**WRITTEN TASK:** Provide only the number of lines in the data below that contain the word "page".

**EXTRACTED RECORDS:**
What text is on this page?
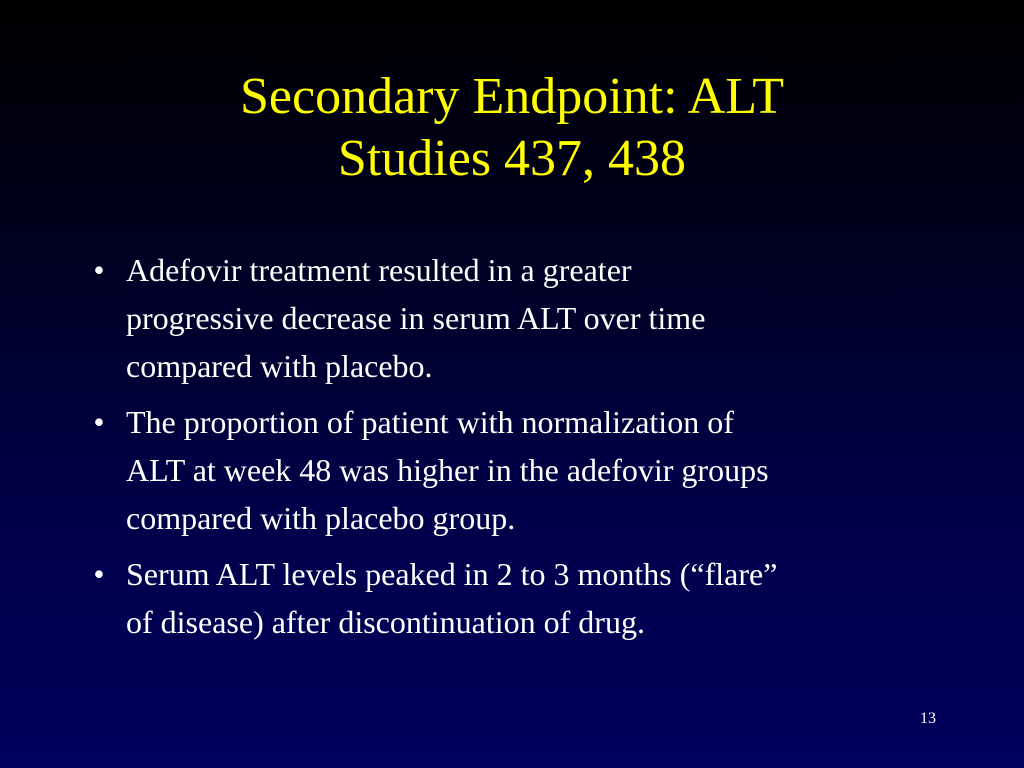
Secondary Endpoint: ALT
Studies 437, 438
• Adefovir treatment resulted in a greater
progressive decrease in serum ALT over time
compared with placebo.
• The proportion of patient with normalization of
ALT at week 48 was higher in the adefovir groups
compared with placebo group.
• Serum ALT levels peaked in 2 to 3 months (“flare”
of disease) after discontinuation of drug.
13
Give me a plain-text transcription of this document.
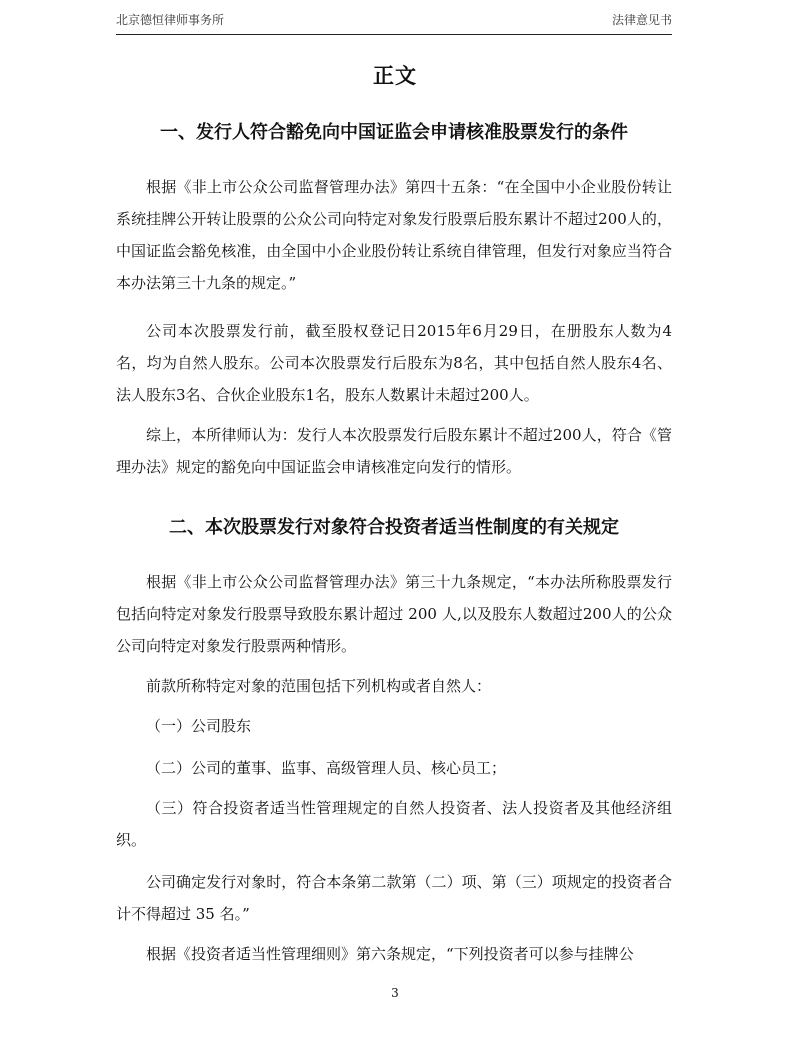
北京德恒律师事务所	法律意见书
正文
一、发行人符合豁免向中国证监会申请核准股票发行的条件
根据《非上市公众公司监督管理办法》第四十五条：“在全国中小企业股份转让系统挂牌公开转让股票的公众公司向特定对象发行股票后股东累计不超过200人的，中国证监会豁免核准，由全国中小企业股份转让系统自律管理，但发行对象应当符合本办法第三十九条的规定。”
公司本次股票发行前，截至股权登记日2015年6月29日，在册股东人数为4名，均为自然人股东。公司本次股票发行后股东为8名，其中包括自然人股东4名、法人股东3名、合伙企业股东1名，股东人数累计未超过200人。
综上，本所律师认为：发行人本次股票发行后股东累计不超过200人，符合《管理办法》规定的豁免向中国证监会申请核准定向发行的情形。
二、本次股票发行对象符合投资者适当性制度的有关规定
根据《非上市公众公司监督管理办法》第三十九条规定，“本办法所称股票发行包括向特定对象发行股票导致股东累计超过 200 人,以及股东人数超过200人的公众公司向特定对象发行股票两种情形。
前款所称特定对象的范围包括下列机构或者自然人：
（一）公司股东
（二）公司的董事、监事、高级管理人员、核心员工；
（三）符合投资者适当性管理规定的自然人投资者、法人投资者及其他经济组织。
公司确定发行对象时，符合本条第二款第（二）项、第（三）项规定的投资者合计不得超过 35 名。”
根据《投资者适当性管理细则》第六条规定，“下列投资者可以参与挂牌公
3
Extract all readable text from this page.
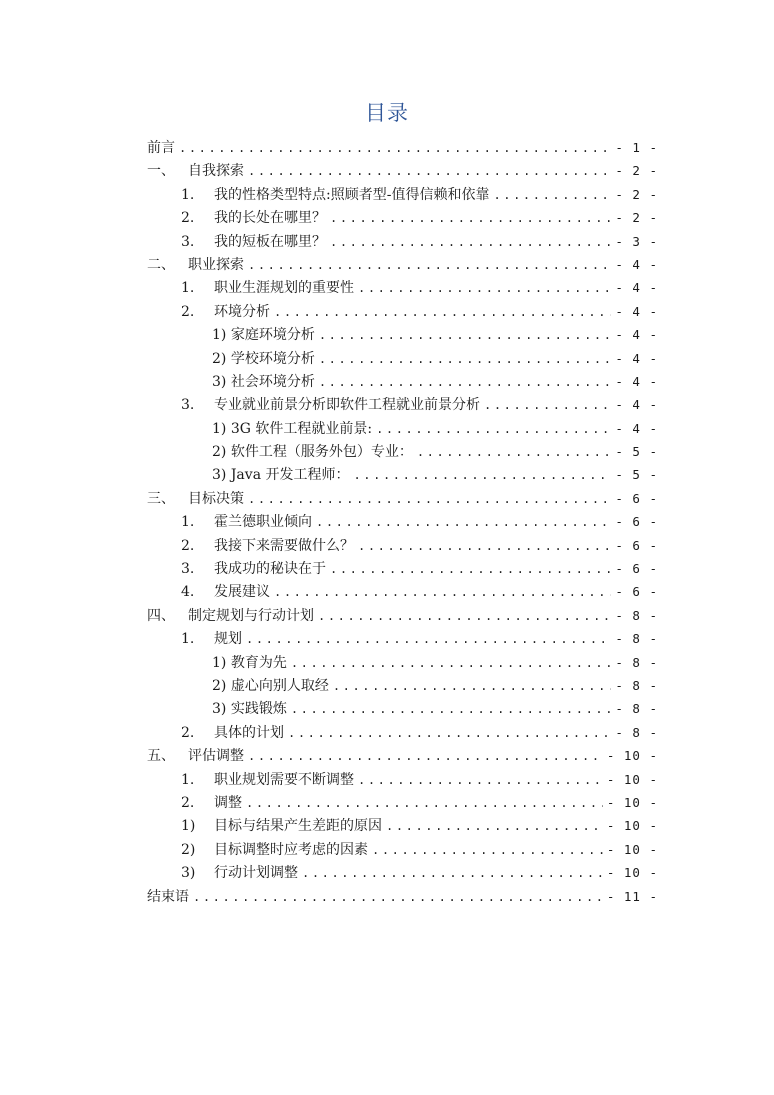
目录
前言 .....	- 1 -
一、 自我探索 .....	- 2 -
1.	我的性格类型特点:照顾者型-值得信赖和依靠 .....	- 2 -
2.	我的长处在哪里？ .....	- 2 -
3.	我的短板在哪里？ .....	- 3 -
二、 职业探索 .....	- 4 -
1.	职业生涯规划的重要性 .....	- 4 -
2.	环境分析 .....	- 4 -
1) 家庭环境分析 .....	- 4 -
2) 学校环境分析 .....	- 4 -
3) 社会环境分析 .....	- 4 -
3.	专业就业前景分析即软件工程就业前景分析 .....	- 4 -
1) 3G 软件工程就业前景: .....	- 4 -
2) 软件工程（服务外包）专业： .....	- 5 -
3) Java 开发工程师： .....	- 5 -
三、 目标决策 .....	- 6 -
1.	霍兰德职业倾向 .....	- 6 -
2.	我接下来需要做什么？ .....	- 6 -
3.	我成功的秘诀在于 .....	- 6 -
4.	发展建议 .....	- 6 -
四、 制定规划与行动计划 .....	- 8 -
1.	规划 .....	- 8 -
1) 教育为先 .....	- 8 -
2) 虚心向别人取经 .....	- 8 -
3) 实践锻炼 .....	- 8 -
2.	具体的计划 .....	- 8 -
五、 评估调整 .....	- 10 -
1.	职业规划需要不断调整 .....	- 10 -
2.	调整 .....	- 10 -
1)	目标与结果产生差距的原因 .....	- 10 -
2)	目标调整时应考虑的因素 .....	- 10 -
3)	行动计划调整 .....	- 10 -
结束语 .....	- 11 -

**ANSWER FOR THIS EXERCISE:** 2